#### TASK PROMPT:
Find each line with "Principal" and copy it.

[Dataset entries]
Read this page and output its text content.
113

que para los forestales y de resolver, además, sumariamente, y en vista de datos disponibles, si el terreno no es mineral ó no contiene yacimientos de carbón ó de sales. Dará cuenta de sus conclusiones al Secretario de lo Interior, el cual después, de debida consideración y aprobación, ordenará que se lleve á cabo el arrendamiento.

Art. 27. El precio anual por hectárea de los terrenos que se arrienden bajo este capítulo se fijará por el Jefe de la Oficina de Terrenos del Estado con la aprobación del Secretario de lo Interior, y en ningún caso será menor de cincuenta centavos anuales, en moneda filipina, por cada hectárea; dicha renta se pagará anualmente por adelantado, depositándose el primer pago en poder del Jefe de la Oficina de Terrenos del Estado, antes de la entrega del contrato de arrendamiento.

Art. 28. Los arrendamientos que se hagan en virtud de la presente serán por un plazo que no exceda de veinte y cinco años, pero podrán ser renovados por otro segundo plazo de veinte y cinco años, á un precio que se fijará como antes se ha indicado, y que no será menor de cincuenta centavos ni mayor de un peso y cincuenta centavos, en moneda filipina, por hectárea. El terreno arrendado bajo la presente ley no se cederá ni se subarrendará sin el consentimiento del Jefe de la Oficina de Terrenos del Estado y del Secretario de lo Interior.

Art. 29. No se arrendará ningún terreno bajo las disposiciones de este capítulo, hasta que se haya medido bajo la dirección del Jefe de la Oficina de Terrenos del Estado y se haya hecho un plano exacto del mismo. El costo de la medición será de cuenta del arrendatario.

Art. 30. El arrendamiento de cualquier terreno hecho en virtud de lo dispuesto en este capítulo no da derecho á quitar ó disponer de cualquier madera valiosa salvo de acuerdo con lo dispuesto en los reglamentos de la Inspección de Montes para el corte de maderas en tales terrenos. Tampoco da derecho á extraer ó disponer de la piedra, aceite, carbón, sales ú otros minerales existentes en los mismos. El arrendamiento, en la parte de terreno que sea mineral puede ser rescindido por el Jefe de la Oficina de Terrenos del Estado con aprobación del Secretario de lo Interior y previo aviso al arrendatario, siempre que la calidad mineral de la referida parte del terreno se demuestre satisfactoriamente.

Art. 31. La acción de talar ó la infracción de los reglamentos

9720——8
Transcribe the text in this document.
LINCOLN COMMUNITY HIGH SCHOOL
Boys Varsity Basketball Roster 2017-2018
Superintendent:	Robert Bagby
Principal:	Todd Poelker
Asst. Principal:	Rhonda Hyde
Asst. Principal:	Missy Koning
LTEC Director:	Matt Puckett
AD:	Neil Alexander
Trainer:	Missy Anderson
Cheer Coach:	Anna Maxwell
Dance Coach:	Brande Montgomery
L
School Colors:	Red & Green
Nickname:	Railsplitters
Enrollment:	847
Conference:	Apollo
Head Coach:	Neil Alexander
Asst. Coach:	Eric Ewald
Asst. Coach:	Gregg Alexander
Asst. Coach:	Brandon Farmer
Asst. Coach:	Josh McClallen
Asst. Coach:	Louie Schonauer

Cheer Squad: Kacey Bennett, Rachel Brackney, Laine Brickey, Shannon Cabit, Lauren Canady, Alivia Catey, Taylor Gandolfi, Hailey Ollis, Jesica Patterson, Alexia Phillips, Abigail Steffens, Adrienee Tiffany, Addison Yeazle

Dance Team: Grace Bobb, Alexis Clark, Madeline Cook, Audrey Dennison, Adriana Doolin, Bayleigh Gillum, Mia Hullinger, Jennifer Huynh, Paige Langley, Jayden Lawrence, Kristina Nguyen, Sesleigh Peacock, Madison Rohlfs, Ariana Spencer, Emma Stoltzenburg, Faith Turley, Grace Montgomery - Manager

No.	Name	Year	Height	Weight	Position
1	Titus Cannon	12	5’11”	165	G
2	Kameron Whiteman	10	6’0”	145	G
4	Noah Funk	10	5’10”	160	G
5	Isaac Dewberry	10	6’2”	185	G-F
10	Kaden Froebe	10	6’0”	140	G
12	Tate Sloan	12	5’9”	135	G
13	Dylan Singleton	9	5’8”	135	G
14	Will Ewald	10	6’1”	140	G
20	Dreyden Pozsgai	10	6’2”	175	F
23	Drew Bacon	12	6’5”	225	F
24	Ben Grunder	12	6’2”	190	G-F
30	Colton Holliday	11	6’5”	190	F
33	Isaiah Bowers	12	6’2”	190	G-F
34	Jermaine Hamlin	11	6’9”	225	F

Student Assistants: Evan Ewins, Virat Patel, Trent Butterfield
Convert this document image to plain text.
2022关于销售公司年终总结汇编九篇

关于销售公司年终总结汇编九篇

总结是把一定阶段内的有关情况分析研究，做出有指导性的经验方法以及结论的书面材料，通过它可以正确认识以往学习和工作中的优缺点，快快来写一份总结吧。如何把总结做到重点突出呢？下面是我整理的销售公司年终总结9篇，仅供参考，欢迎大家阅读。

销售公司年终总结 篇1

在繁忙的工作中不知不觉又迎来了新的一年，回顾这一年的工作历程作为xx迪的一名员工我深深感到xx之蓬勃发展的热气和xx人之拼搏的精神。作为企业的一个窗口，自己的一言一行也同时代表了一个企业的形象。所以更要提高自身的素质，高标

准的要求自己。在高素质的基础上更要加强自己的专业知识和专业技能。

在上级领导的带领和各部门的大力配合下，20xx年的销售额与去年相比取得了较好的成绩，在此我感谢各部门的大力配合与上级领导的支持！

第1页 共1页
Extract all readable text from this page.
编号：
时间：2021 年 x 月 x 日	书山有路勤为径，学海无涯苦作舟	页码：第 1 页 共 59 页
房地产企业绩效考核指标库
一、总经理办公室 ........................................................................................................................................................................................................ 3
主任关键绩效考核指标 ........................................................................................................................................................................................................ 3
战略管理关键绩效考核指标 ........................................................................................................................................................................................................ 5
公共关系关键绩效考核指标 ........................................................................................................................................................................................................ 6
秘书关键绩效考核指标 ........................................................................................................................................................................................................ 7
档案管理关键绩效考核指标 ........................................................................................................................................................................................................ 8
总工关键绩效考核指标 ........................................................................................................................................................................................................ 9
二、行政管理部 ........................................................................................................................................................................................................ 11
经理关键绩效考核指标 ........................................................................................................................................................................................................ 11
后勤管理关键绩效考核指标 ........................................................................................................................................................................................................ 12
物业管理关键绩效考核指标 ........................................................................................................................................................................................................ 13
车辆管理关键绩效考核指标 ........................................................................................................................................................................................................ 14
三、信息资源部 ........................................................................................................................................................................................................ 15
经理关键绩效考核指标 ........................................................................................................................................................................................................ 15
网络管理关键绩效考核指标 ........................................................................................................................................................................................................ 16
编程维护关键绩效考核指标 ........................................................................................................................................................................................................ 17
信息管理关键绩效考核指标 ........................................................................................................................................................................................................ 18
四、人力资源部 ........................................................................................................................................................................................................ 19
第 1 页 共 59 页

#### EXERCISE RESPONSE:
Principal:	Todd Poelker
Asst. Principal:	Rhonda Hyde
Asst. Principal:	Missy Koning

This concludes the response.